• Exercise: Extract every line of the material below and reproduce it faithfully.

• Task inputs:
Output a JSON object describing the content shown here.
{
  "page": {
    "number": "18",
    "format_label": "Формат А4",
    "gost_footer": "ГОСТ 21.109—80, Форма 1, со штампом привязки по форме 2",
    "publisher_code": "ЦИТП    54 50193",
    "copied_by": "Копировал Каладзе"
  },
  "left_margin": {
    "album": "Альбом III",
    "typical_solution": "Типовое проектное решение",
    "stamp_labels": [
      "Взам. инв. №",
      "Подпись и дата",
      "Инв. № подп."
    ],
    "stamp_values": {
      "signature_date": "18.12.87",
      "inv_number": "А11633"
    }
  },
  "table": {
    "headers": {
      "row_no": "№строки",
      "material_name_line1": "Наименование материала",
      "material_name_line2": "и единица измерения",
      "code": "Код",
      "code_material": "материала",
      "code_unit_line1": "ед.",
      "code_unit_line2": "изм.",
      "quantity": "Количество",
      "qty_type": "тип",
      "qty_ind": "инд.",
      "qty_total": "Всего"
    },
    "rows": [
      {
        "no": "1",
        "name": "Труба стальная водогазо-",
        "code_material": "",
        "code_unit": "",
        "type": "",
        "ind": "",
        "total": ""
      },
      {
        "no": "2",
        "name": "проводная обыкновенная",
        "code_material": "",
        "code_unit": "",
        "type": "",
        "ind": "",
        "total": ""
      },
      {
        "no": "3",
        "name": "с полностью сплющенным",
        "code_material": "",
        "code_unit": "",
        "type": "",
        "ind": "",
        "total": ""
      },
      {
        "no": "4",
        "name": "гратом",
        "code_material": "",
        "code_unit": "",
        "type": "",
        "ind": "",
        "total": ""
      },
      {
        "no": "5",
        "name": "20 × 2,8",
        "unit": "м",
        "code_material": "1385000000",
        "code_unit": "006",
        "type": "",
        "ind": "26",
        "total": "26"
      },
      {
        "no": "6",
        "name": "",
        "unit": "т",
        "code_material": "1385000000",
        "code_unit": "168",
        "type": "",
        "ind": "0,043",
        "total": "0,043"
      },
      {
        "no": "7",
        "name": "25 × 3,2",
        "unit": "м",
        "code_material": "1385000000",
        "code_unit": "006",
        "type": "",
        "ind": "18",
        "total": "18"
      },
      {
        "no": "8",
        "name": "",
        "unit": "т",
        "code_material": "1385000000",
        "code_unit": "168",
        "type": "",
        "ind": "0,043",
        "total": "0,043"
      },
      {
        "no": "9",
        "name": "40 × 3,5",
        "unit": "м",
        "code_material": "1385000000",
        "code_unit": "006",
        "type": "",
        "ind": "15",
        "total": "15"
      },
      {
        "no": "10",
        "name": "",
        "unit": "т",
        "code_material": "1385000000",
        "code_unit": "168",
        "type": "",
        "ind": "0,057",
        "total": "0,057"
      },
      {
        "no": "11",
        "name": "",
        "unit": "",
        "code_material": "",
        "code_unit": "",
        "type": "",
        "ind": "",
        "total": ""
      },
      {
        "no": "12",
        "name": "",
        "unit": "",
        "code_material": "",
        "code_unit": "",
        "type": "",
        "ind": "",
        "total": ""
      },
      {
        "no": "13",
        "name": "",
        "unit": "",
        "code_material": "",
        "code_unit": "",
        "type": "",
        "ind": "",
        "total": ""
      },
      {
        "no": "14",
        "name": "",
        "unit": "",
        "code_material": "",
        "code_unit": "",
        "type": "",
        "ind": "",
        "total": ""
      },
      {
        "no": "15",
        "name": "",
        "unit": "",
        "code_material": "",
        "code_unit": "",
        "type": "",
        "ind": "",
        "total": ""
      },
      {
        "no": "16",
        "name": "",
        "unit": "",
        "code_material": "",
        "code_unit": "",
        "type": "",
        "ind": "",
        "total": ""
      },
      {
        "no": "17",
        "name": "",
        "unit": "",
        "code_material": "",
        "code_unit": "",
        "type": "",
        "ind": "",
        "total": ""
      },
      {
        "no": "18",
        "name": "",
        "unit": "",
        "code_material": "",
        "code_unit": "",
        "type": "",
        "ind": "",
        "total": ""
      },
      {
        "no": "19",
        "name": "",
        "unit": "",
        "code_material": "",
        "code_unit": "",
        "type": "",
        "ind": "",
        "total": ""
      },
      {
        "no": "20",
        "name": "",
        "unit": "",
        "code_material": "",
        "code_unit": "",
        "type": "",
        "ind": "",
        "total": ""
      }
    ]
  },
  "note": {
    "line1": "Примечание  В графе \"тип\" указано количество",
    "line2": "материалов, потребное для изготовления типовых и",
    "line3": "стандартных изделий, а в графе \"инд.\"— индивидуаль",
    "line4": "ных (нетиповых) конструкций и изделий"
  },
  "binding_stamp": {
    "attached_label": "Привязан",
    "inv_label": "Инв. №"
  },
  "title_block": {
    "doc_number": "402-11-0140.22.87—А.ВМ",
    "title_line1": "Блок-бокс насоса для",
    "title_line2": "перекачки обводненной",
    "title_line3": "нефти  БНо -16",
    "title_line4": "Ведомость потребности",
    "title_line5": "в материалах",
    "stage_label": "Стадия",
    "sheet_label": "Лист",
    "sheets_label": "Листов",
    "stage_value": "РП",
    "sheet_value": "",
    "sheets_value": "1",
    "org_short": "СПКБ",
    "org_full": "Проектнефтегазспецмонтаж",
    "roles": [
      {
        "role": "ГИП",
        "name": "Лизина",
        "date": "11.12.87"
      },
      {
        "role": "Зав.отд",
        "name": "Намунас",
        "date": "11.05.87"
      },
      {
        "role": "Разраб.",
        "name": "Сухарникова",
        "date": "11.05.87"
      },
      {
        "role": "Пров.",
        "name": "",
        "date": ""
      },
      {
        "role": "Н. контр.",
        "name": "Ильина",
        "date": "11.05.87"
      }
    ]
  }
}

• Result for this exercise:
Output a JSON object describing the content shown here.
{
  "page": {
    "number": "18",
    "format_label": "Формат А4",
    "gost_footer": "ГОСТ 21.109—80, Форма 1, со штампом привязки по форме 2",
    "publisher_code": "ЦИТП    54 50193",
    "copied_by": "Копировал Каладзе"
  },
  "left_margin": {
    "album": "Альбом III",
    "typical_solution": "Типовое проектное решение",
    "stamp_labels": [
      "Взам. инв. №",
      "Подпись и дата",
      "Инв. № подп."
    ],
    "stamp_values": {
      "signature_date": "18.12.87",
      "inv_number": "А11633"
    }
  },
  "table": {
    "headers": {
      "row_no": "№строки",
      "material_name_line1": "Наименование материала",
      "material_name_line2": "и единица измерения",
      "code": "Код",
      "code_material": "материала",
      "code_unit_line1": "ед.",
      "code_unit_line2": "изм.",
      "quantity": "Количество",
      "qty_type": "тип",
      "qty_ind": "инд.",
      "qty_total": "Всего"
    },
    "rows": [
      {
        "no": "1",
        "name": "Труба стальная водогазо-",
        "code_material": "",
        "code_unit": "",
        "type": "",
        "ind": "",
        "total": ""
      },
      {
        "no": "2",
        "name": "проводная обыкновенная",
        "code_material": "",
        "code_unit": "",
        "type": "",
        "ind": "",
        "total": ""
      },
      {
        "no": "3",
        "name": "с полностью сплющенным",
        "code_material": "",
        "code_unit": "",
        "type": "",
        "ind": "",
        "total": ""
      },
      {
        "no": "4",
        "name": "гратом",
        "code_material": "",
        "code_unit": "",
        "type": "",
        "ind": "",
        "total": ""
      },
      {
        "no": "5",
        "name": "20 × 2,8",
        "unit": "м",
        "code_material": "1385000000",
        "code_unit": "006",
        "type": "",
        "ind": "26",
        "total": "26"
      },
      {
        "no": "6",
        "name": "",
        "unit": "т",
        "code_material": "1385000000",
        "code_unit": "168",
        "type": "",
        "ind": "0,043",
        "total": "0,043"
      },
      {
        "no": "7",
        "name": "25 × 3,2",
        "unit": "м",
        "code_material": "1385000000",
        "code_unit": "006",
        "type": "",
        "ind": "18",
        "total": "18"
      },
      {
        "no": "8",
        "name": "",
        "unit": "т",
        "code_material": "1385000000",
        "code_unit": "168",
        "type": "",
        "ind": "0,043",
        "total": "0,043"
      },
      {
        "no": "9",
        "name": "40 × 3,5",
        "unit": "м",
        "code_material": "1385000000",
        "code_unit": "006",
        "type": "",
        "ind": "15",
        "total": "15"
      },
      {
        "no": "10",
        "name": "",
        "unit": "т",
        "code_material": "1385000000",
        "code_unit": "168",
        "type": "",
        "ind": "0,057",
        "total": "0,057"
      },
      {
        "no": "11",
        "name": "",
        "unit": "",
        "code_material": "",
        "code_unit": "",
        "type": "",
        "ind": "",
        "total": ""
      },
      {
        "no": "12",
        "name": "",
        "unit": "",
        "code_material": "",
        "code_unit": "",
        "type": "",
        "ind": "",
        "total": ""
      },
      {
        "no": "13",
        "name": "",
        "unit": "",
        "code_material": "",
        "code_unit": "",
        "type": "",
        "ind": "",
        "total": ""
      },
      {
        "no": "14",
        "name": "",
        "unit": "",
        "code_material": "",
        "code_unit": "",
        "type": "",
        "ind": "",
        "total": ""
      },
      {
        "no": "15",
        "name": "",
        "unit": "",
        "code_material": "",
        "code_unit": "",
        "type": "",
        "ind": "",
        "total": ""
      },
      {
        "no": "16",
        "name": "",
        "unit": "",
        "code_material": "",
        "code_unit": "",
        "type": "",
        "ind": "",
        "total": ""
      },
      {
        "no": "17",
        "name": "",
        "unit": "",
        "code_material": "",
        "code_unit": "",
        "type": "",
        "ind": "",
        "total": ""
      },
      {
        "no": "18",
        "name": "",
        "unit": "",
        "code_material": "",
        "code_unit": "",
        "type": "",
        "ind": "",
        "total": ""
      },
      {
        "no": "19",
        "name": "",
        "unit": "",
        "code_material": "",
        "code_unit": "",
        "type": "",
        "ind": "",
        "total": ""
      },
      {
        "no": "20",
        "name": "",
        "unit": "",
        "code_material": "",
        "code_unit": "",
        "type": "",
        "ind": "",
        "total": ""
      }
    ]
  },
  "note": {
    "line1": "Примечание  В графе \"тип\" указано количество",
    "line2": "материалов, потребное для изготовления типовых и",
    "line3": "стандартных изделий, а в графе \"инд.\"— индивидуаль",
    "line4": "ных (нетиповых) конструкций и изделий"
  },
  "binding_stamp": {
    "attached_label": "Привязан",
    "inv_label": "Инв. №"
  },
  "title_block": {
    "doc_number": "402-11-0140.22.87—А.ВМ",
    "title_line1": "Блок-бокс насоса для",
    "title_line2": "перекачки обводненной",
    "title_line3": "нефти  БНо -16",
    "title_line4": "Ведомость потребности",
    "title_line5": "в материалах",
    "stage_label": "Стадия",
    "sheet_label": "Лист",
    "sheets_label": "Листов",
    "stage_value": "РП",
    "sheet_value": "",
    "sheets_value": "1",
    "org_short": "СПКБ",
    "org_full": "Проектнефтегазспецмонтаж",
    "roles": [
      {
        "role": "ГИП",
        "name": "Лизина",
        "date": "11.12.87"
      },
      {
        "role": "Зав.отд",
        "name": "Намунас",
        "date": "11.05.87"
      },
      {
        "role": "Разраб.",
        "name": "Сухарникова",
        "date": "11.05.87"
      },
      {
        "role": "Пров.",
        "name": "",
        "date": ""
      },
      {
        "role": "Н. контр.",
        "name": "Ильина",
        "date": "11.05.87"
      }
    ]
  }
}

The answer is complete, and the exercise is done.